▼

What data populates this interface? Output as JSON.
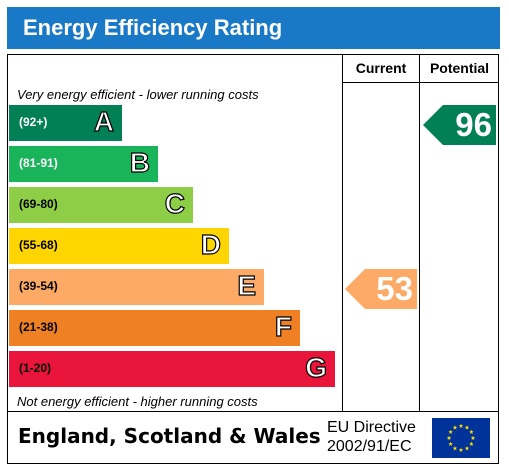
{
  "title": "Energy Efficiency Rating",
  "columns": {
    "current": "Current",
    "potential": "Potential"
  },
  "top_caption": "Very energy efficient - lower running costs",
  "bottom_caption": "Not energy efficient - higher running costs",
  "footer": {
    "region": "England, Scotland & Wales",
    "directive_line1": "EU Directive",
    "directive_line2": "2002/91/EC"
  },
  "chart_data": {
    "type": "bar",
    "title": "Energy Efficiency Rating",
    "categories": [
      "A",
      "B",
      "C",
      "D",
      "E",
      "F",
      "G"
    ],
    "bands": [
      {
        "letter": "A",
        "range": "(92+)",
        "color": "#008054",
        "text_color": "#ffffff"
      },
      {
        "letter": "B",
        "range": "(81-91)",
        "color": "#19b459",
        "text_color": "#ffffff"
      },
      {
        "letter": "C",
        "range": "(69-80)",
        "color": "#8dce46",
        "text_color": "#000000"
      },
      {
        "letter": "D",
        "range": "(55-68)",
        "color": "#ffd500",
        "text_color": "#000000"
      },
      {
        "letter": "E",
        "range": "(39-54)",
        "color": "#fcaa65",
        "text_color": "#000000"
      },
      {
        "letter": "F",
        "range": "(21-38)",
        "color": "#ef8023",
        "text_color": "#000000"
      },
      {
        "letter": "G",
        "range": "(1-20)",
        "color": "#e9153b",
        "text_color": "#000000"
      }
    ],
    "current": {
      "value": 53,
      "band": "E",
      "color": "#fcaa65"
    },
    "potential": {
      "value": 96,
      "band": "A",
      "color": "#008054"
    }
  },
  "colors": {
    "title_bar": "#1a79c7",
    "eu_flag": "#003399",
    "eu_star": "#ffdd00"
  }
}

▲

**EXERCISE BRIEF:**
Give every line back word for word and leave the pictures out.

**REPLY:**
What data populates this interface? Output as JSON.
{
  "title": "Energy Efficiency Rating",
  "columns": {
    "current": "Current",
    "potential": "Potential"
  },
  "top_caption": "Very energy efficient - lower running costs",
  "bottom_caption": "Not energy efficient - higher running costs",
  "footer": {
    "region": "England, Scotland & Wales",
    "directive_line1": "EU Directive",
    "directive_line2": "2002/91/EC"
  },
  "chart_data": {
    "type": "bar",
    "title": "Energy Efficiency Rating",
    "categories": [
      "A",
      "B",
      "C",
      "D",
      "E",
      "F",
      "G"
    ],
    "bands": [
      {
        "letter": "A",
        "range": "(92+)",
        "color": "#008054",
        "text_color": "#ffffff"
      },
      {
        "letter": "B",
        "range": "(81-91)",
        "color": "#19b459",
        "text_color": "#ffffff"
      },
      {
        "letter": "C",
        "range": "(69-80)",
        "color": "#8dce46",
        "text_color": "#000000"
      },
      {
        "letter": "D",
        "range": "(55-68)",
        "color": "#ffd500",
        "text_color": "#000000"
      },
      {
        "letter": "E",
        "range": "(39-54)",
        "color": "#fcaa65",
        "text_color": "#000000"
      },
      {
        "letter": "F",
        "range": "(21-38)",
        "color": "#ef8023",
        "text_color": "#000000"
      },
      {
        "letter": "G",
        "range": "(1-20)",
        "color": "#e9153b",
        "text_color": "#000000"
      }
    ],
    "current": {
      "value": 53,
      "band": "E",
      "color": "#fcaa65"
    },
    "potential": {
      "value": 96,
      "band": "A",
      "color": "#008054"
    }
  },
  "colors": {
    "title_bar": "#1a79c7",
    "eu_flag": "#003399",
    "eu_star": "#ffdd00"
  }
}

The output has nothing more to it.